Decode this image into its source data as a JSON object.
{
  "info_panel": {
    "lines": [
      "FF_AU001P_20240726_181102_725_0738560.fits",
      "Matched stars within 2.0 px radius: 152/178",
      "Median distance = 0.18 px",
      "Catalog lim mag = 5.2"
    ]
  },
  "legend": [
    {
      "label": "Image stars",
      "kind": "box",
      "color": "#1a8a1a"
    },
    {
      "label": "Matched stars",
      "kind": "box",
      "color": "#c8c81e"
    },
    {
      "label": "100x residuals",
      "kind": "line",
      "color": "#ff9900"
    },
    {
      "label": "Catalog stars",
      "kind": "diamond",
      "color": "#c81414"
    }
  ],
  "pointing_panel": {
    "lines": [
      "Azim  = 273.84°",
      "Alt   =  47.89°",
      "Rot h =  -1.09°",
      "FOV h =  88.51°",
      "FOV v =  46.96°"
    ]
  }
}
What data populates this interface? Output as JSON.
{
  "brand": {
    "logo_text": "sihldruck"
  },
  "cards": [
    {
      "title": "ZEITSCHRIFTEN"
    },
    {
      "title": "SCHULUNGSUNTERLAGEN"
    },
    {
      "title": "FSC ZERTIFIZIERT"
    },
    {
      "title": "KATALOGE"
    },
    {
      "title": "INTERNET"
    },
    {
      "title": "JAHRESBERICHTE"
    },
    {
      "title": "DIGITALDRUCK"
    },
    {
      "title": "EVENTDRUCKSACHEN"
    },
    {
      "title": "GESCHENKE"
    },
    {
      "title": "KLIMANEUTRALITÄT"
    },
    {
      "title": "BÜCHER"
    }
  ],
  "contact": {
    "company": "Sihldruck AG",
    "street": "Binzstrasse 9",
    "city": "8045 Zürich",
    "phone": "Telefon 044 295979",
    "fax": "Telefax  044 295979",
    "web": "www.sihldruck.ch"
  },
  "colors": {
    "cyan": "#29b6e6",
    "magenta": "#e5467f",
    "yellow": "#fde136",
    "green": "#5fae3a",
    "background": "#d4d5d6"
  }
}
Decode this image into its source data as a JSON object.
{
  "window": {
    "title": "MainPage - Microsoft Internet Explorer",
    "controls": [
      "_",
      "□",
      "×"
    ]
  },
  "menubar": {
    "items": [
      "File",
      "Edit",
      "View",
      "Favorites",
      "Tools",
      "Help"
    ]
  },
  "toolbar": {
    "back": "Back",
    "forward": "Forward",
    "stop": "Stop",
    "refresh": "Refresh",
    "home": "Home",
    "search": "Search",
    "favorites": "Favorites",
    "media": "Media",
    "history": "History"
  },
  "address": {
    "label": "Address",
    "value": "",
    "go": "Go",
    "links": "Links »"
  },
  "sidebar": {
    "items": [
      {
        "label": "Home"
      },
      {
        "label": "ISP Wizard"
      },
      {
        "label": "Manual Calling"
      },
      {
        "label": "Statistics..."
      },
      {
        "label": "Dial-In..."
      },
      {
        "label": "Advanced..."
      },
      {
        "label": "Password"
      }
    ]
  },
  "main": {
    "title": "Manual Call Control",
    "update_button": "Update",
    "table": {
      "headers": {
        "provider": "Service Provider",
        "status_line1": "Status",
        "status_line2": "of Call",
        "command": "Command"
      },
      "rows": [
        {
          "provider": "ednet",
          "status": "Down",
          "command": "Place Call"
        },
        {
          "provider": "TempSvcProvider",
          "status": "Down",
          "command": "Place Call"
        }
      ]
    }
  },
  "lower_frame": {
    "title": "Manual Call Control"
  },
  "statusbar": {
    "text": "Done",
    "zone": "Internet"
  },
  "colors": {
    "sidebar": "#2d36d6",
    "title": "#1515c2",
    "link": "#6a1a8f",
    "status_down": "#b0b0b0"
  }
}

++++++++++

» What you will do: Repeat each of the entries above precisely as given.

» Complete response:
Decode this image into its source data as a JSON object.
{
  "info_panel": {
    "lines": [
      "FF_AU001P_20240726_181102_725_0738560.fits",
      "Matched stars within 2.0 px radius: 152/178",
      "Median distance = 0.18 px",
      "Catalog lim mag = 5.2"
    ]
  },
  "legend": [
    {
      "label": "Image stars",
      "kind": "box",
      "color": "#1a8a1a"
    },
    {
      "label": "Matched stars",
      "kind": "box",
      "color": "#c8c81e"
    },
    {
      "label": "100x residuals",
      "kind": "line",
      "color": "#ff9900"
    },
    {
      "label": "Catalog stars",
      "kind": "diamond",
      "color": "#c81414"
    }
  ],
  "pointing_panel": {
    "lines": [
      "Azim  = 273.84°",
      "Alt   =  47.89°",
      "Rot h =  -1.09°",
      "FOV h =  88.51°",
      "FOV v =  46.96°"
    ]
  }
}
What data populates this interface? Output as JSON.
{
  "brand": {
    "logo_text": "sihldruck"
  },
  "cards": [
    {
      "title": "ZEITSCHRIFTEN"
    },
    {
      "title": "SCHULUNGSUNTERLAGEN"
    },
    {
      "title": "FSC ZERTIFIZIERT"
    },
    {
      "title": "KATALOGE"
    },
    {
      "title": "INTERNET"
    },
    {
      "title": "JAHRESBERICHTE"
    },
    {
      "title": "DIGITALDRUCK"
    },
    {
      "title": "EVENTDRUCKSACHEN"
    },
    {
      "title": "GESCHENKE"
    },
    {
      "title": "KLIMANEUTRALITÄT"
    },
    {
      "title": "BÜCHER"
    }
  ],
  "contact": {
    "company": "Sihldruck AG",
    "street": "Binzstrasse 9",
    "city": "8045 Zürich",
    "phone": "Telefon 044 295979",
    "fax": "Telefax  044 295979",
    "web": "www.sihldruck.ch"
  },
  "colors": {
    "cyan": "#29b6e6",
    "magenta": "#e5467f",
    "yellow": "#fde136",
    "green": "#5fae3a",
    "background": "#d4d5d6"
  }
}
Decode this image into its source data as a JSON object.
{
  "window": {
    "title": "MainPage - Microsoft Internet Explorer",
    "controls": [
      "_",
      "□",
      "×"
    ]
  },
  "menubar": {
    "items": [
      "File",
      "Edit",
      "View",
      "Favorites",
      "Tools",
      "Help"
    ]
  },
  "toolbar": {
    "back": "Back",
    "forward": "Forward",
    "stop": "Stop",
    "refresh": "Refresh",
    "home": "Home",
    "search": "Search",
    "favorites": "Favorites",
    "media": "Media",
    "history": "History"
  },
  "address": {
    "label": "Address",
    "value": "",
    "go": "Go",
    "links": "Links »"
  },
  "sidebar": {
    "items": [
      {
        "label": "Home"
      },
      {
        "label": "ISP Wizard"
      },
      {
        "label": "Manual Calling"
      },
      {
        "label": "Statistics..."
      },
      {
        "label": "Dial-In..."
      },
      {
        "label": "Advanced..."
      },
      {
        "label": "Password"
      }
    ]
  },
  "main": {
    "title": "Manual Call Control",
    "update_button": "Update",
    "table": {
      "headers": {
        "provider": "Service Provider",
        "status_line1": "Status",
        "status_line2": "of Call",
        "command": "Command"
      },
      "rows": [
        {
          "provider": "ednet",
          "status": "Down",
          "command": "Place Call"
        },
        {
          "provider": "TempSvcProvider",
          "status": "Down",
          "command": "Place Call"
        }
      ]
    }
  },
  "lower_frame": {
    "title": "Manual Call Control"
  },
  "statusbar": {
    "text": "Done",
    "zone": "Internet"
  },
  "colors": {
    "sidebar": "#2d36d6",
    "title": "#1515c2",
    "link": "#6a1a8f",
    "status_down": "#b0b0b0"
  }
}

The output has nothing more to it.